─── Given records ───

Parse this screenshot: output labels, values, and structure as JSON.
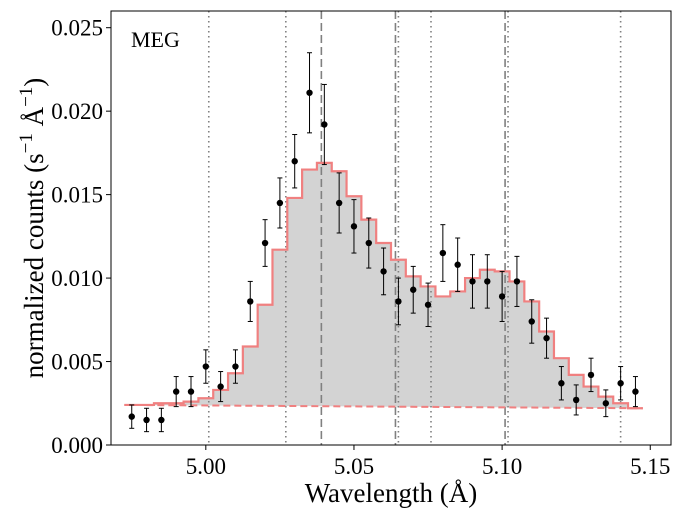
{
  "chart_data": {
    "type": "step-histogram-with-errorbars",
    "annotation": "MEG",
    "xlabel": "Wavelength (Å)",
    "ylabel_main": "normalized counts (s",
    "ylabel_sup1": "−1",
    "ylabel_mid": " Å",
    "ylabel_sup2": "−1",
    "ylabel_end": ")",
    "xlim": [
      4.968,
      5.157
    ],
    "ylim": [
      0.0,
      0.026
    ],
    "xticks": [
      {
        "value": 5.0,
        "label": "5.00"
      },
      {
        "value": 5.05,
        "label": "5.05"
      },
      {
        "value": 5.1,
        "label": "5.10"
      },
      {
        "value": 5.15,
        "label": "5.15"
      }
    ],
    "yticks": [
      {
        "value": 0.0,
        "label": "0.000"
      },
      {
        "value": 0.005,
        "label": "0.005"
      },
      {
        "value": 0.01,
        "label": "0.010"
      },
      {
        "value": 0.015,
        "label": "0.015"
      },
      {
        "value": 0.02,
        "label": "0.020"
      },
      {
        "value": 0.025,
        "label": "0.025"
      }
    ],
    "colors": {
      "model": "#f08080",
      "fill": "#d3d3d3",
      "points": "#000000",
      "reference_lines": "#808080"
    },
    "model_bin_edges": [
      4.9725,
      4.9775,
      4.9825,
      4.9875,
      4.9925,
      4.9975,
      5.0025,
      5.0075,
      5.0125,
      5.0175,
      5.0225,
      5.0275,
      5.0325,
      5.0375,
      5.0425,
      5.0475,
      5.0525,
      5.0575,
      5.0625,
      5.0675,
      5.0725,
      5.0775,
      5.0825,
      5.0875,
      5.0925,
      5.0975,
      5.1025,
      5.1075,
      5.1125,
      5.1175,
      5.1225,
      5.1275,
      5.1325,
      5.1375,
      5.1425,
      5.1475
    ],
    "model_values": [
      0.0024,
      0.0024,
      0.0025,
      0.0025,
      0.0026,
      0.0028,
      0.0033,
      0.0043,
      0.0059,
      0.0084,
      0.0117,
      0.0148,
      0.0165,
      0.0169,
      0.0164,
      0.0149,
      0.0135,
      0.0121,
      0.0111,
      0.0101,
      0.0095,
      0.0089,
      0.0092,
      0.01,
      0.0105,
      0.0104,
      0.0098,
      0.0086,
      0.0068,
      0.0052,
      0.0042,
      0.0035,
      0.0029,
      0.0025,
      0.0022
    ],
    "continuum": {
      "x": [
        4.9725,
        5.1475
      ],
      "y": [
        0.0024,
        0.0022
      ]
    },
    "observed": [
      {
        "x": 4.975,
        "y": 0.0017,
        "err": 0.0007
      },
      {
        "x": 4.98,
        "y": 0.0015,
        "err": 0.0007
      },
      {
        "x": 4.985,
        "y": 0.0015,
        "err": 0.0007
      },
      {
        "x": 4.99,
        "y": 0.0032,
        "err": 0.0009
      },
      {
        "x": 4.995,
        "y": 0.0032,
        "err": 0.0009
      },
      {
        "x": 5.0,
        "y": 0.0047,
        "err": 0.001
      },
      {
        "x": 5.005,
        "y": 0.0035,
        "err": 0.0009
      },
      {
        "x": 5.01,
        "y": 0.0047,
        "err": 0.001
      },
      {
        "x": 5.015,
        "y": 0.0086,
        "err": 0.0012
      },
      {
        "x": 5.02,
        "y": 0.0121,
        "err": 0.0014
      },
      {
        "x": 5.025,
        "y": 0.0145,
        "err": 0.0015
      },
      {
        "x": 5.03,
        "y": 0.017,
        "err": 0.0016
      },
      {
        "x": 5.035,
        "y": 0.0211,
        "err": 0.0024
      },
      {
        "x": 5.04,
        "y": 0.0192,
        "err": 0.0024
      },
      {
        "x": 5.045,
        "y": 0.0145,
        "err": 0.0018
      },
      {
        "x": 5.05,
        "y": 0.0131,
        "err": 0.0016
      },
      {
        "x": 5.055,
        "y": 0.0121,
        "err": 0.0015
      },
      {
        "x": 5.06,
        "y": 0.0104,
        "err": 0.0014
      },
      {
        "x": 5.065,
        "y": 0.0086,
        "err": 0.0014
      },
      {
        "x": 5.07,
        "y": 0.0093,
        "err": 0.0014
      },
      {
        "x": 5.075,
        "y": 0.0084,
        "err": 0.0013
      },
      {
        "x": 5.08,
        "y": 0.0115,
        "err": 0.0017
      },
      {
        "x": 5.085,
        "y": 0.0108,
        "err": 0.0016
      },
      {
        "x": 5.09,
        "y": 0.0098,
        "err": 0.0016
      },
      {
        "x": 5.095,
        "y": 0.0098,
        "err": 0.0016
      },
      {
        "x": 5.1,
        "y": 0.0089,
        "err": 0.0015
      },
      {
        "x": 5.105,
        "y": 0.0098,
        "err": 0.0015
      },
      {
        "x": 5.11,
        "y": 0.0074,
        "err": 0.0013
      },
      {
        "x": 5.115,
        "y": 0.0064,
        "err": 0.0012
      },
      {
        "x": 5.12,
        "y": 0.0037,
        "err": 0.001
      },
      {
        "x": 5.125,
        "y": 0.0027,
        "err": 0.0009
      },
      {
        "x": 5.13,
        "y": 0.0042,
        "err": 0.001
      },
      {
        "x": 5.135,
        "y": 0.0025,
        "err": 0.0008
      },
      {
        "x": 5.14,
        "y": 0.0037,
        "err": 0.001
      },
      {
        "x": 5.145,
        "y": 0.0032,
        "err": 0.0009
      }
    ],
    "dotted_lines": [
      5.001,
      5.027,
      5.065,
      5.076,
      5.102,
      5.14
    ],
    "dashed_lines": [
      5.039,
      5.064,
      5.101
    ]
  }
}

───

Exercise prompt: Reproduce all of the data exactly; the pictures do not belong in the copy.

Completed task:
Parse this screenshot: output labels, values, and structure as JSON.
{
  "chart_data": {
    "type": "step-histogram-with-errorbars",
    "annotation": "MEG",
    "xlabel": "Wavelength (Å)",
    "ylabel_main": "normalized counts (s",
    "ylabel_sup1": "−1",
    "ylabel_mid": " Å",
    "ylabel_sup2": "−1",
    "ylabel_end": ")",
    "xlim": [
      4.968,
      5.157
    ],
    "ylim": [
      0.0,
      0.026
    ],
    "xticks": [
      {
        "value": 5.0,
        "label": "5.00"
      },
      {
        "value": 5.05,
        "label": "5.05"
      },
      {
        "value": 5.1,
        "label": "5.10"
      },
      {
        "value": 5.15,
        "label": "5.15"
      }
    ],
    "yticks": [
      {
        "value": 0.0,
        "label": "0.000"
      },
      {
        "value": 0.005,
        "label": "0.005"
      },
      {
        "value": 0.01,
        "label": "0.010"
      },
      {
        "value": 0.015,
        "label": "0.015"
      },
      {
        "value": 0.02,
        "label": "0.020"
      },
      {
        "value": 0.025,
        "label": "0.025"
      }
    ],
    "colors": {
      "model": "#f08080",
      "fill": "#d3d3d3",
      "points": "#000000",
      "reference_lines": "#808080"
    },
    "model_bin_edges": [
      4.9725,
      4.9775,
      4.9825,
      4.9875,
      4.9925,
      4.9975,
      5.0025,
      5.0075,
      5.0125,
      5.0175,
      5.0225,
      5.0275,
      5.0325,
      5.0375,
      5.0425,
      5.0475,
      5.0525,
      5.0575,
      5.0625,
      5.0675,
      5.0725,
      5.0775,
      5.0825,
      5.0875,
      5.0925,
      5.0975,
      5.1025,
      5.1075,
      5.1125,
      5.1175,
      5.1225,
      5.1275,
      5.1325,
      5.1375,
      5.1425,
      5.1475
    ],
    "model_values": [
      0.0024,
      0.0024,
      0.0025,
      0.0025,
      0.0026,
      0.0028,
      0.0033,
      0.0043,
      0.0059,
      0.0084,
      0.0117,
      0.0148,
      0.0165,
      0.0169,
      0.0164,
      0.0149,
      0.0135,
      0.0121,
      0.0111,
      0.0101,
      0.0095,
      0.0089,
      0.0092,
      0.01,
      0.0105,
      0.0104,
      0.0098,
      0.0086,
      0.0068,
      0.0052,
      0.0042,
      0.0035,
      0.0029,
      0.0025,
      0.0022
    ],
    "continuum": {
      "x": [
        4.9725,
        5.1475
      ],
      "y": [
        0.0024,
        0.0022
      ]
    },
    "observed": [
      {
        "x": 4.975,
        "y": 0.0017,
        "err": 0.0007
      },
      {
        "x": 4.98,
        "y": 0.0015,
        "err": 0.0007
      },
      {
        "x": 4.985,
        "y": 0.0015,
        "err": 0.0007
      },
      {
        "x": 4.99,
        "y": 0.0032,
        "err": 0.0009
      },
      {
        "x": 4.995,
        "y": 0.0032,
        "err": 0.0009
      },
      {
        "x": 5.0,
        "y": 0.0047,
        "err": 0.001
      },
      {
        "x": 5.005,
        "y": 0.0035,
        "err": 0.0009
      },
      {
        "x": 5.01,
        "y": 0.0047,
        "err": 0.001
      },
      {
        "x": 5.015,
        "y": 0.0086,
        "err": 0.0012
      },
      {
        "x": 5.02,
        "y": 0.0121,
        "err": 0.0014
      },
      {
        "x": 5.025,
        "y": 0.0145,
        "err": 0.0015
      },
      {
        "x": 5.03,
        "y": 0.017,
        "err": 0.0016
      },
      {
        "x": 5.035,
        "y": 0.0211,
        "err": 0.0024
      },
      {
        "x": 5.04,
        "y": 0.0192,
        "err": 0.0024
      },
      {
        "x": 5.045,
        "y": 0.0145,
        "err": 0.0018
      },
      {
        "x": 5.05,
        "y": 0.0131,
        "err": 0.0016
      },
      {
        "x": 5.055,
        "y": 0.0121,
        "err": 0.0015
      },
      {
        "x": 5.06,
        "y": 0.0104,
        "err": 0.0014
      },
      {
        "x": 5.065,
        "y": 0.0086,
        "err": 0.0014
      },
      {
        "x": 5.07,
        "y": 0.0093,
        "err": 0.0014
      },
      {
        "x": 5.075,
        "y": 0.0084,
        "err": 0.0013
      },
      {
        "x": 5.08,
        "y": 0.0115,
        "err": 0.0017
      },
      {
        "x": 5.085,
        "y": 0.0108,
        "err": 0.0016
      },
      {
        "x": 5.09,
        "y": 0.0098,
        "err": 0.0016
      },
      {
        "x": 5.095,
        "y": 0.0098,
        "err": 0.0016
      },
      {
        "x": 5.1,
        "y": 0.0089,
        "err": 0.0015
      },
      {
        "x": 5.105,
        "y": 0.0098,
        "err": 0.0015
      },
      {
        "x": 5.11,
        "y": 0.0074,
        "err": 0.0013
      },
      {
        "x": 5.115,
        "y": 0.0064,
        "err": 0.0012
      },
      {
        "x": 5.12,
        "y": 0.0037,
        "err": 0.001
      },
      {
        "x": 5.125,
        "y": 0.0027,
        "err": 0.0009
      },
      {
        "x": 5.13,
        "y": 0.0042,
        "err": 0.001
      },
      {
        "x": 5.135,
        "y": 0.0025,
        "err": 0.0008
      },
      {
        "x": 5.14,
        "y": 0.0037,
        "err": 0.001
      },
      {
        "x": 5.145,
        "y": 0.0032,
        "err": 0.0009
      }
    ],
    "dotted_lines": [
      5.001,
      5.027,
      5.065,
      5.076,
      5.102,
      5.14
    ],
    "dashed_lines": [
      5.039,
      5.064,
      5.101
    ]
  }
}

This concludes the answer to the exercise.